▶ **About this task**
Using the passage on gene delivery, answer:
(a) What reasons does it give for the growing attention to non-viral vectors?
(b) What type of assay was used to confirm IFN-γ release?
(c) What cells were used to prime the rat PBMC?

▶ **Extract provided**
----------------------------------------

Non-viral vectors have been receiving increasing attention, since they are safer and cheaper, and can be produced easily in large quantities. A recent study comparatively examined a panel of non-viral gene transfer systems in several cells of different origins, including human colorectal carcinoma, and in human primary cells . In this work, the authors evaluated the requirements for successful transfection and the potential for optimization of transfection efficiency. Their results indicate that this high efficiency methodology can be sufficiently optimized to offer a feasible approach for gene delivery into a wide range of cells, including human tumor cells .
Using a commercially available IFN-γ ELISpot assay, we confirmed an antigen-specific, dose-dependent, IFN-γ release by PBMC isolated from rats when primed with DHD-K12 cells.

----------------------------------------

▶ **Listed entries**
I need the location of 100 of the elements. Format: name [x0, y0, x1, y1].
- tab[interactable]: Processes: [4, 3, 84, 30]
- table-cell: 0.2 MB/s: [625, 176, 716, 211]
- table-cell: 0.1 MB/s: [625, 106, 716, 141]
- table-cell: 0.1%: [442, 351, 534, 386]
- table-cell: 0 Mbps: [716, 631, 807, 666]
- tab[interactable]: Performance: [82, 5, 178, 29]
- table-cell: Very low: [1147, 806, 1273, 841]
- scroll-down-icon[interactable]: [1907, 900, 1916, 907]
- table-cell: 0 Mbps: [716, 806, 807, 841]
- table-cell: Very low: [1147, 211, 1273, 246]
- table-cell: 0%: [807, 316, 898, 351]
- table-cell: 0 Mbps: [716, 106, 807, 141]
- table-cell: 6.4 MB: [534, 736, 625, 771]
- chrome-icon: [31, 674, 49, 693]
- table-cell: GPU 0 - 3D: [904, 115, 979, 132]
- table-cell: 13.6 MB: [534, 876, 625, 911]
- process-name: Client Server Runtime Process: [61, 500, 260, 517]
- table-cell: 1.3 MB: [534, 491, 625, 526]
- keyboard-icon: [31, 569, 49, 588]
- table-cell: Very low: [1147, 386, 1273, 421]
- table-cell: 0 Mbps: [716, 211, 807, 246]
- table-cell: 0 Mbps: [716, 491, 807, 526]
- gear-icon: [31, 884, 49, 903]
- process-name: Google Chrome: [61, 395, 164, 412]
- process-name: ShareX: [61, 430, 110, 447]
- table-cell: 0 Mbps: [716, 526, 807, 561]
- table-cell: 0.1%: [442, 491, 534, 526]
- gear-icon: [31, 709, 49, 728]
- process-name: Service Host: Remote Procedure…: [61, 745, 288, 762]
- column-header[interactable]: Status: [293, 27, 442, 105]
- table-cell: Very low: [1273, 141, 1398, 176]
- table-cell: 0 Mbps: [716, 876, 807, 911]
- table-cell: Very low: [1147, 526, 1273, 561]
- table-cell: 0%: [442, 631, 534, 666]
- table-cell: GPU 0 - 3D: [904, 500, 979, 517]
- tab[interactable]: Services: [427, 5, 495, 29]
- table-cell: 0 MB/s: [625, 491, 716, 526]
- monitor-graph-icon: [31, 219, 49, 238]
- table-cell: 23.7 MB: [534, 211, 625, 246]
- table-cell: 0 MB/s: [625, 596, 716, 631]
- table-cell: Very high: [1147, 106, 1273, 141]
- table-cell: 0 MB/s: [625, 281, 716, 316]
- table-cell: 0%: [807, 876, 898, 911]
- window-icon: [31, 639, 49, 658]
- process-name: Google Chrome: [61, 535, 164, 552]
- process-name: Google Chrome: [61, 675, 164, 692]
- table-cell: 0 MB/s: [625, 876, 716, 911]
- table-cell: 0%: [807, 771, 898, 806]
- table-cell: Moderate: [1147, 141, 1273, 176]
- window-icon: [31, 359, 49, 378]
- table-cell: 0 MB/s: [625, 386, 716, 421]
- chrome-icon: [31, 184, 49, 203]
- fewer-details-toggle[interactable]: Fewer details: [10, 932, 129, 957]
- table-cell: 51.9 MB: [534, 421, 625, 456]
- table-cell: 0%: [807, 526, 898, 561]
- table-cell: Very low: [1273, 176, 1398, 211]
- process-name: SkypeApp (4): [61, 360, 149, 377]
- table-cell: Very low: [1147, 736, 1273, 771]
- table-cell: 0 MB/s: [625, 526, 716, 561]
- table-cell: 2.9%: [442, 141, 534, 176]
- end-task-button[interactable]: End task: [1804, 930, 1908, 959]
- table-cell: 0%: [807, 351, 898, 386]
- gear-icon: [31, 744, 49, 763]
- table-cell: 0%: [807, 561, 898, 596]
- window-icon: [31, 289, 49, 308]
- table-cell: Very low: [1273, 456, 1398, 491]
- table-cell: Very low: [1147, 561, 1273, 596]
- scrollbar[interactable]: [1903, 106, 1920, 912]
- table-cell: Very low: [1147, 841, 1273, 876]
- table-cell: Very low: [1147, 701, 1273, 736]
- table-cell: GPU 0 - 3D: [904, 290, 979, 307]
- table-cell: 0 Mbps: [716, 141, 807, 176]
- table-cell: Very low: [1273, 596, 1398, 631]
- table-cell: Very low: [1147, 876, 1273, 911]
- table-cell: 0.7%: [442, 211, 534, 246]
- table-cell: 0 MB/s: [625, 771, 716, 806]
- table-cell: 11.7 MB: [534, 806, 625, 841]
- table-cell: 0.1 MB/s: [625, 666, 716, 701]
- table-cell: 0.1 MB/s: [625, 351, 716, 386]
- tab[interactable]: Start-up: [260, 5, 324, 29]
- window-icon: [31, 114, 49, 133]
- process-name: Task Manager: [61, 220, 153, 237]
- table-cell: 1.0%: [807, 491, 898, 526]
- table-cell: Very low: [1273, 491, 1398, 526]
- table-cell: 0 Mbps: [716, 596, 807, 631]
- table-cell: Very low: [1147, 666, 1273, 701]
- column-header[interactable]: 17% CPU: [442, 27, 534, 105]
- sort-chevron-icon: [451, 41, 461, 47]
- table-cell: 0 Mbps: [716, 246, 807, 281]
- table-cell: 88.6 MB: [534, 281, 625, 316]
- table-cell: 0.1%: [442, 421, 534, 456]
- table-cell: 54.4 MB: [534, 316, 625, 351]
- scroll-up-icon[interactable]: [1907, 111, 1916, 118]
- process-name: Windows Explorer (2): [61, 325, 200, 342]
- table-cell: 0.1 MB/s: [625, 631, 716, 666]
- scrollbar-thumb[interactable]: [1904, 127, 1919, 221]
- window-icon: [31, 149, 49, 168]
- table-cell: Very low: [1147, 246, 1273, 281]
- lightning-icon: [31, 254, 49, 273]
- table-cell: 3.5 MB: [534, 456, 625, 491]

----------------------------------------

▶ **Solution to this exercise**
(a) They are safer and cheaper, and they can be produced easily in large quantities.
(b) A commercially available IFN-γ ELISpot assay.
(c) DHD-K12 cells.